EXERCISE REQUIREMENTS:
Look through the data and write out every line with the word "budget" in it.

++++ ENTRIES SHOWN ++++

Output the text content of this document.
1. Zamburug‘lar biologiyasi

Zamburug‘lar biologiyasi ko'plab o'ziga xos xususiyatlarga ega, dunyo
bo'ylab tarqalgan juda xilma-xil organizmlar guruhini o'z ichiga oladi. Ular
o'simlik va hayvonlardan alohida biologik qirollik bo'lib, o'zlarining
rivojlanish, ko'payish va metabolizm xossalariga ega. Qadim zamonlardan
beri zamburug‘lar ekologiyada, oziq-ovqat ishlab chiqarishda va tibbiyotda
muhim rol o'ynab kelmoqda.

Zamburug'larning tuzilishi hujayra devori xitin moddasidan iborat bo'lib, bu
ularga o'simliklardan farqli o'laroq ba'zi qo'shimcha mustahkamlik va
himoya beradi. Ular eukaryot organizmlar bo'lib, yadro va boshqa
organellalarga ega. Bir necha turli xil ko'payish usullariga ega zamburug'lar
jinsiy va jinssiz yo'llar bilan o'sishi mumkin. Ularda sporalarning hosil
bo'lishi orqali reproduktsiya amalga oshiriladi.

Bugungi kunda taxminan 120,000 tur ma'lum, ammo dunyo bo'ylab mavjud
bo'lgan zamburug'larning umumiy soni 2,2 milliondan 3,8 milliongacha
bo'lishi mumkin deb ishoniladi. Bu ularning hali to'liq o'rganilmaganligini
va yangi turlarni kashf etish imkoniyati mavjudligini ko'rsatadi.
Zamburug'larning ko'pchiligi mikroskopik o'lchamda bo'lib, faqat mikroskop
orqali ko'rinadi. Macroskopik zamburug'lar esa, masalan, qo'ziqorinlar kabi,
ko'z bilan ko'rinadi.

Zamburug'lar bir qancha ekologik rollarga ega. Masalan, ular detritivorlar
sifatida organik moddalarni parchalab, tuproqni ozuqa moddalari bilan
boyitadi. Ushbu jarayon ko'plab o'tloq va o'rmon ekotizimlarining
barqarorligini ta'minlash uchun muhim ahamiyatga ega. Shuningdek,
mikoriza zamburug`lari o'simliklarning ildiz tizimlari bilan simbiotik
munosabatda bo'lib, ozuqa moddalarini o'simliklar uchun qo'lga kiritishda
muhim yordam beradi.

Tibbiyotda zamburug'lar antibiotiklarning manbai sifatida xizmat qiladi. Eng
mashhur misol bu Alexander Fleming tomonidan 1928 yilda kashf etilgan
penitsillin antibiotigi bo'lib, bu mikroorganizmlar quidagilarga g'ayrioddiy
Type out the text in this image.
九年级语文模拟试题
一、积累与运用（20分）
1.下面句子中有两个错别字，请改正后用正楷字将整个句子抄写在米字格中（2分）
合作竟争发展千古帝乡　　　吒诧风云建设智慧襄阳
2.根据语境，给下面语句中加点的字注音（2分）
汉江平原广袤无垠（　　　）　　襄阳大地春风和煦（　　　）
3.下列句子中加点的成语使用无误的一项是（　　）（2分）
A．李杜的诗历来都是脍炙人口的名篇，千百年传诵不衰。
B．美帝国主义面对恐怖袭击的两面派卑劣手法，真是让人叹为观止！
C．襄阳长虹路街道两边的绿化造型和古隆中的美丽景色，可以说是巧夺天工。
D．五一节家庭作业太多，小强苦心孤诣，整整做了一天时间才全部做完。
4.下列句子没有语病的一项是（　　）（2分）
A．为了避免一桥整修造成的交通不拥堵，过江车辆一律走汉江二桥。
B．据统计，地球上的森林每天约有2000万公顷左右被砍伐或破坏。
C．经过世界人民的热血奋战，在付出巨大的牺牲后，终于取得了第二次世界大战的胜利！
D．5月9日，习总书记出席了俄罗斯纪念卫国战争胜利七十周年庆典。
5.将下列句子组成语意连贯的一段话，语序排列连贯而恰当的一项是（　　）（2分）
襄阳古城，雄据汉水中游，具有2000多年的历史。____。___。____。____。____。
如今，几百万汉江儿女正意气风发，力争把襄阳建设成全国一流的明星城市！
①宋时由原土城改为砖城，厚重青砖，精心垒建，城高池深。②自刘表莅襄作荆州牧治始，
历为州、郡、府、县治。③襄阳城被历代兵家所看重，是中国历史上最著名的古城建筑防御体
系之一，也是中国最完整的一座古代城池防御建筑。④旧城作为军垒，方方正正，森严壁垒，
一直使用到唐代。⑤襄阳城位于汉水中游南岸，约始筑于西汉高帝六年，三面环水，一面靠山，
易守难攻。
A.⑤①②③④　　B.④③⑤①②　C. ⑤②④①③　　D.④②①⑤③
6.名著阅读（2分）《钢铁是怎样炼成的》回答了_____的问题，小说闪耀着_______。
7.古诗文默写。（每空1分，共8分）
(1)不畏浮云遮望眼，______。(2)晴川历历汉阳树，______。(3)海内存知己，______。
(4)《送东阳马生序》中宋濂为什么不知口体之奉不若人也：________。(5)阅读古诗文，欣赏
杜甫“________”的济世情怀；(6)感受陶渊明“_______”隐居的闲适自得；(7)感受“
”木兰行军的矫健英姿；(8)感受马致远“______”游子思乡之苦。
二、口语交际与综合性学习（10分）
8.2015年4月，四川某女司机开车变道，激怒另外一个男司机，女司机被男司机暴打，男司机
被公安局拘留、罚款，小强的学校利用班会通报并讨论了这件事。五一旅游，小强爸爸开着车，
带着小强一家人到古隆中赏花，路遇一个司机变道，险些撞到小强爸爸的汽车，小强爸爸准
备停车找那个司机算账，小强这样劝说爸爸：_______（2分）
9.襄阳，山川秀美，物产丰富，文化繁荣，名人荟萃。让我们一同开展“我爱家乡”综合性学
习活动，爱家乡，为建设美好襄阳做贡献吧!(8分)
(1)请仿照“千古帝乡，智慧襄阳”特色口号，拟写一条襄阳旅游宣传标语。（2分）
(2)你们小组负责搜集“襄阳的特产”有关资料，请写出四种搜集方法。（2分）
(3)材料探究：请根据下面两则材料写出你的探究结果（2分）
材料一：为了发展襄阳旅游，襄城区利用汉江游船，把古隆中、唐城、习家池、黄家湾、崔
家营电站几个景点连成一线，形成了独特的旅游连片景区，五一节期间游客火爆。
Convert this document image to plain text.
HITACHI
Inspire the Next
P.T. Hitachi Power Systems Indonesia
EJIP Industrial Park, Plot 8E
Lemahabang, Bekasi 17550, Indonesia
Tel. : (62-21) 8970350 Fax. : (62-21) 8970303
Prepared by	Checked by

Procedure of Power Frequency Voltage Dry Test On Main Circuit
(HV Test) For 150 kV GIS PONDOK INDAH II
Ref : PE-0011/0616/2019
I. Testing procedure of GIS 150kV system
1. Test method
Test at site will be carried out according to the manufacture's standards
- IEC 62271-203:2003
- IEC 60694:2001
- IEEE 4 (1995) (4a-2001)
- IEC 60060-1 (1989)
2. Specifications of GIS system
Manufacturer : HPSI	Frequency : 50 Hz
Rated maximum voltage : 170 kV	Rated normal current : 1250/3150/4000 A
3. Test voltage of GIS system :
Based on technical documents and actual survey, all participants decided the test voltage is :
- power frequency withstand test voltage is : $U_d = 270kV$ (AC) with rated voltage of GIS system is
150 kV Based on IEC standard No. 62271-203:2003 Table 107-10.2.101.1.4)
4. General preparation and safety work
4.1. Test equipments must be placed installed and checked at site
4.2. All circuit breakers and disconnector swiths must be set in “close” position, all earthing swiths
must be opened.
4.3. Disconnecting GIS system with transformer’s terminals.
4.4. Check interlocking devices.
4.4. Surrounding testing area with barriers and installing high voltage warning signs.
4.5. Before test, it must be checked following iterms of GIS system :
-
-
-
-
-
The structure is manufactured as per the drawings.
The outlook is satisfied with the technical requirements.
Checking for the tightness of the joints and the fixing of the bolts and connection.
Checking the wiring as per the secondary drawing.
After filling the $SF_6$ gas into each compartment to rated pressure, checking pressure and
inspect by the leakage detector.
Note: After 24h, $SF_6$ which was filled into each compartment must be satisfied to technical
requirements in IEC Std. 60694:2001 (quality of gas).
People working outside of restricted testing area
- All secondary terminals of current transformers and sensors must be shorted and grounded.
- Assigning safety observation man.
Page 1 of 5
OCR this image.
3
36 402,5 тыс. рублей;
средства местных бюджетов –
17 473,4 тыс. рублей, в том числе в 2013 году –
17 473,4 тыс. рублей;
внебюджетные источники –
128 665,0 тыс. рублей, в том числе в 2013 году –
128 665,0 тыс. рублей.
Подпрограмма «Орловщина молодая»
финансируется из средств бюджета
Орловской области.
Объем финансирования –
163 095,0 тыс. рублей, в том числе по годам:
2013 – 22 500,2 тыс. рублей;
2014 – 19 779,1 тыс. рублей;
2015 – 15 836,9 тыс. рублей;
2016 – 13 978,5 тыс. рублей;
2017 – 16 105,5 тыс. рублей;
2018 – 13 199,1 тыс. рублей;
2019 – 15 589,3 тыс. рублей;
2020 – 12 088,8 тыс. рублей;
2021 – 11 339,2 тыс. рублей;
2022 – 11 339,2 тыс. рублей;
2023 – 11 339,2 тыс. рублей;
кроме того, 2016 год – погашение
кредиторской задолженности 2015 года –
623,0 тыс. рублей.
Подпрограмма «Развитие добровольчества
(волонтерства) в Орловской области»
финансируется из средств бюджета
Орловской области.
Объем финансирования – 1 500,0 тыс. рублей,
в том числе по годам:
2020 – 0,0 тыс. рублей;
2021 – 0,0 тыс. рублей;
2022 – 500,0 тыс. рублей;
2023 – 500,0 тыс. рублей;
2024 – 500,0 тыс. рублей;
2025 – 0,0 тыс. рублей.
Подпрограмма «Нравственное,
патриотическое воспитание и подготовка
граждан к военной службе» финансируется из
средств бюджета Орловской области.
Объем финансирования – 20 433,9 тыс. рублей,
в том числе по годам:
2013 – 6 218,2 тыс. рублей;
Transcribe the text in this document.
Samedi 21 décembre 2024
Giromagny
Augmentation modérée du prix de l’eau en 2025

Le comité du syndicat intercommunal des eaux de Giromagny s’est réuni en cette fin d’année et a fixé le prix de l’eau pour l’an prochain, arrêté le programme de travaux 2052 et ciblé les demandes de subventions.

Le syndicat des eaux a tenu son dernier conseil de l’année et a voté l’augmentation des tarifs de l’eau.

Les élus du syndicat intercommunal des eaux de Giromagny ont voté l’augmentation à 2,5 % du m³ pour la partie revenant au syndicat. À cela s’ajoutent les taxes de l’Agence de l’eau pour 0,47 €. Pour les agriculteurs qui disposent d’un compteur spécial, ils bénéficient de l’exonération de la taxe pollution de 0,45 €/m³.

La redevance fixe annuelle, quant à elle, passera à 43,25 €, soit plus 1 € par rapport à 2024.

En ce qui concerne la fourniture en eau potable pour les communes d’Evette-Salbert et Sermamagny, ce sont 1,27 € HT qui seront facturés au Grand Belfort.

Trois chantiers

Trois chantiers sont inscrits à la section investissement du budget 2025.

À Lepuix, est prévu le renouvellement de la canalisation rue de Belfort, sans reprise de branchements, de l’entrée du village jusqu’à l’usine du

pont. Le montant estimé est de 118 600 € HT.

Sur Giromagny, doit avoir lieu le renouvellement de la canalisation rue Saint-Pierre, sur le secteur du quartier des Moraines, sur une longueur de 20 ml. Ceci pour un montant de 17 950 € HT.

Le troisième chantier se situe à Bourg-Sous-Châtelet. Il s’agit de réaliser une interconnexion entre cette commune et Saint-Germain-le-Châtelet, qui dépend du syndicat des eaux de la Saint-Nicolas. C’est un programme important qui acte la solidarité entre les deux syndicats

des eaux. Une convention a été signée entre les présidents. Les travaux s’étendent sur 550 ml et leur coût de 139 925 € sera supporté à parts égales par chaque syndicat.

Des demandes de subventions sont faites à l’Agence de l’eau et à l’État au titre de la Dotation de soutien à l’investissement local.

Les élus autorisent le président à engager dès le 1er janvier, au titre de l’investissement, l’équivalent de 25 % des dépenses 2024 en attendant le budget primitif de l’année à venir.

++++

TASK ANSWER:
Trois chantiers sont inscrits à la section investissement du budget 2025.
Les élus autorisent le président à engager dès le 1er janvier, au titre de l’investissement, l’équivalent de 25 % des dépenses 2024 en attendant le budget primitif de l’année à venir.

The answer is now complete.